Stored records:
+++++
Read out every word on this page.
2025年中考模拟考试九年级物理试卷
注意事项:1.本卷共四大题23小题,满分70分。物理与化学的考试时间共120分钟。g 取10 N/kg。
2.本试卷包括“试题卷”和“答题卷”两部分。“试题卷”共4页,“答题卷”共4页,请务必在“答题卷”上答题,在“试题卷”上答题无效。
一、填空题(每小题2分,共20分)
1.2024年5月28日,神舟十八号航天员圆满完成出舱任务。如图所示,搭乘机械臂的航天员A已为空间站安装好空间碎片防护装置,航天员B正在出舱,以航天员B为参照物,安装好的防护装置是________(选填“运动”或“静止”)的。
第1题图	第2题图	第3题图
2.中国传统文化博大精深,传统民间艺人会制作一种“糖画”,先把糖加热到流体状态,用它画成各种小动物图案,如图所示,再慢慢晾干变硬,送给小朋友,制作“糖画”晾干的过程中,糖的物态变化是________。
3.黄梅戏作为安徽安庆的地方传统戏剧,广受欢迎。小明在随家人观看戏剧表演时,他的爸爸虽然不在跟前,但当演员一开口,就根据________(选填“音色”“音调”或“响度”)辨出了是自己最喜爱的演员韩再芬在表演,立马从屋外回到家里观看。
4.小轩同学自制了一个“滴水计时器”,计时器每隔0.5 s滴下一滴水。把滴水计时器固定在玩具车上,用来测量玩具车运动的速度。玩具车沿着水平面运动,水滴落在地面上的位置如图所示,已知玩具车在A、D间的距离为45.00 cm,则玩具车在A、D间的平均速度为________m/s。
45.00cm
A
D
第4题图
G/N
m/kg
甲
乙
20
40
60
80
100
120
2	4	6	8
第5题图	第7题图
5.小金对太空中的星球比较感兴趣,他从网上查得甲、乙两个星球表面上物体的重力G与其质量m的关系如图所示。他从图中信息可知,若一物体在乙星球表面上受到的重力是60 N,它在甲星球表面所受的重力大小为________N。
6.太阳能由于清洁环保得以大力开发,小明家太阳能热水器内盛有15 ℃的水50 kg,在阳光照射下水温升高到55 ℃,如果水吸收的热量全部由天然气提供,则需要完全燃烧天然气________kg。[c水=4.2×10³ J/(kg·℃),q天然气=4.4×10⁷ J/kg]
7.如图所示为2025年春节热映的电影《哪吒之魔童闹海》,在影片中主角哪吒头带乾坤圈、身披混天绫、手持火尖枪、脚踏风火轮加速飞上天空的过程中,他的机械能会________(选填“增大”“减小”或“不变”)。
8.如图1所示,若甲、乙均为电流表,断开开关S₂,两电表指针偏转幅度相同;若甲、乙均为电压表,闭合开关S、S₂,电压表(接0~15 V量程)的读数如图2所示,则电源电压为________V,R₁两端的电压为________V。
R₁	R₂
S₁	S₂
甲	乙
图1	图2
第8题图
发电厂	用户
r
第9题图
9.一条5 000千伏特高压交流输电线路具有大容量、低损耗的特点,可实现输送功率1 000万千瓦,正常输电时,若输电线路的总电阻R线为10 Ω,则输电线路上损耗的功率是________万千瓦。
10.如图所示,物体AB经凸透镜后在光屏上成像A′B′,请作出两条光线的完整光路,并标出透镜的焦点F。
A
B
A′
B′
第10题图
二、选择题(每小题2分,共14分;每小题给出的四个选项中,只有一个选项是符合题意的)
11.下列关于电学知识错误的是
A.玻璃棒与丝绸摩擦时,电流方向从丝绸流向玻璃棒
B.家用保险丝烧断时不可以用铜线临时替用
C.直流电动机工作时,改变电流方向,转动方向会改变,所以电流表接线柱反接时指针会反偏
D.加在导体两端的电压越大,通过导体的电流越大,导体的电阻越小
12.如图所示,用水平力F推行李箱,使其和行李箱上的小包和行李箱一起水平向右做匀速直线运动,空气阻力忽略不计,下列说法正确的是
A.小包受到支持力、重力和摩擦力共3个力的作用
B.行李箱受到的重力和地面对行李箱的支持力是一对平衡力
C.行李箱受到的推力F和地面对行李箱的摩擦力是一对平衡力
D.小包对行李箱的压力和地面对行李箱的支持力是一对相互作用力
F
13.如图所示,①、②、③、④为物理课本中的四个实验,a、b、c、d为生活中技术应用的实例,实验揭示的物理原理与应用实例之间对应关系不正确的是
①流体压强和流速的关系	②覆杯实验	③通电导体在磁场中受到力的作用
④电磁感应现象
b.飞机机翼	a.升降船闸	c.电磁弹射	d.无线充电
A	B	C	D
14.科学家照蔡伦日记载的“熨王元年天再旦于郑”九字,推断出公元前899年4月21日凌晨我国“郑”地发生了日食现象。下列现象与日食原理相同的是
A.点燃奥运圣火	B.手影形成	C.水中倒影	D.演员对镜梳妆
+++++
◆ Problem description ◆
Write out the entire listing exactly.

◆ Task result ◆
Read out every word on this page.
2025年中考模拟考试九年级物理试卷
注意事项:1.本卷共四大题23小题,满分70分。物理与化学的考试时间共120分钟。g 取10 N/kg。
2.本试卷包括“试题卷”和“答题卷”两部分。“试题卷”共4页,“答题卷”共4页,请务必在“答题卷”上答题,在“试题卷”上答题无效。
一、填空题(每小题2分,共20分)
1.2024年5月28日,神舟十八号航天员圆满完成出舱任务。如图所示,搭乘机械臂的航天员A已为空间站安装好空间碎片防护装置,航天员B正在出舱,以航天员B为参照物,安装好的防护装置是________(选填“运动”或“静止”)的。
第1题图	第2题图	第3题图
2.中国传统文化博大精深,传统民间艺人会制作一种“糖画”,先把糖加热到流体状态,用它画成各种小动物图案,如图所示,再慢慢晾干变硬,送给小朋友,制作“糖画”晾干的过程中,糖的物态变化是________。
3.黄梅戏作为安徽安庆的地方传统戏剧,广受欢迎。小明在随家人观看戏剧表演时,他的爸爸虽然不在跟前,但当演员一开口,就根据________(选填“音色”“音调”或“响度”)辨出了是自己最喜爱的演员韩再芬在表演,立马从屋外回到家里观看。
4.小轩同学自制了一个“滴水计时器”,计时器每隔0.5 s滴下一滴水。把滴水计时器固定在玩具车上,用来测量玩具车运动的速度。玩具车沿着水平面运动,水滴落在地面上的位置如图所示,已知玩具车在A、D间的距离为45.00 cm,则玩具车在A、D间的平均速度为________m/s。
45.00cm
A
D
第4题图
G/N
m/kg
甲
乙
20
40
60
80
100
120
2	4	6	8
第5题图	第7题图
5.小金对太空中的星球比较感兴趣,他从网上查得甲、乙两个星球表面上物体的重力G与其质量m的关系如图所示。他从图中信息可知,若一物体在乙星球表面上受到的重力是60 N,它在甲星球表面所受的重力大小为________N。
6.太阳能由于清洁环保得以大力开发,小明家太阳能热水器内盛有15 ℃的水50 kg,在阳光照射下水温升高到55 ℃,如果水吸收的热量全部由天然气提供,则需要完全燃烧天然气________kg。[c水=4.2×10³ J/(kg·℃),q天然气=4.4×10⁷ J/kg]
7.如图所示为2025年春节热映的电影《哪吒之魔童闹海》,在影片中主角哪吒头带乾坤圈、身披混天绫、手持火尖枪、脚踏风火轮加速飞上天空的过程中,他的机械能会________(选填“增大”“减小”或“不变”)。
8.如图1所示,若甲、乙均为电流表,断开开关S₂,两电表指针偏转幅度相同;若甲、乙均为电压表,闭合开关S、S₂,电压表(接0~15 V量程)的读数如图2所示,则电源电压为________V,R₁两端的电压为________V。
R₁	R₂
S₁	S₂
甲	乙
图1	图2
第8题图
发电厂	用户
r
第9题图
9.一条5 000千伏特高压交流输电线路具有大容量、低损耗的特点,可实现输送功率1 000万千瓦,正常输电时,若输电线路的总电阻R线为10 Ω,则输电线路上损耗的功率是________万千瓦。
10.如图所示,物体AB经凸透镜后在光屏上成像A′B′,请作出两条光线的完整光路,并标出透镜的焦点F。
A
B
A′
B′
第10题图
二、选择题(每小题2分,共14分;每小题给出的四个选项中,只有一个选项是符合题意的)
11.下列关于电学知识错误的是
A.玻璃棒与丝绸摩擦时,电流方向从丝绸流向玻璃棒
B.家用保险丝烧断时不可以用铜线临时替用
C.直流电动机工作时,改变电流方向,转动方向会改变,所以电流表接线柱反接时指针会反偏
D.加在导体两端的电压越大,通过导体的电流越大,导体的电阻越小
12.如图所示,用水平力F推行李箱,使其和行李箱上的小包和行李箱一起水平向右做匀速直线运动,空气阻力忽略不计,下列说法正确的是
A.小包受到支持力、重力和摩擦力共3个力的作用
B.行李箱受到的重力和地面对行李箱的支持力是一对平衡力
C.行李箱受到的推力F和地面对行李箱的摩擦力是一对平衡力
D.小包对行李箱的压力和地面对行李箱的支持力是一对相互作用力
F
13.如图所示,①、②、③、④为物理课本中的四个实验,a、b、c、d为生活中技术应用的实例,实验揭示的物理原理与应用实例之间对应关系不正确的是
①流体压强和流速的关系	②覆杯实验	③通电导体在磁场中受到力的作用
④电磁感应现象
b.飞机机翼	a.升降船闸	c.电磁弹射	d.无线充电
A	B	C	D
14.科学家照蔡伦日记载的“熨王元年天再旦于郑”九字,推断出公元前899年4月21日凌晨我国“郑”地发生了日食现象。下列现象与日食原理相同的是
A.点燃奥运圣火	B.手影形成	C.水中倒影	D.演员对镜梳妆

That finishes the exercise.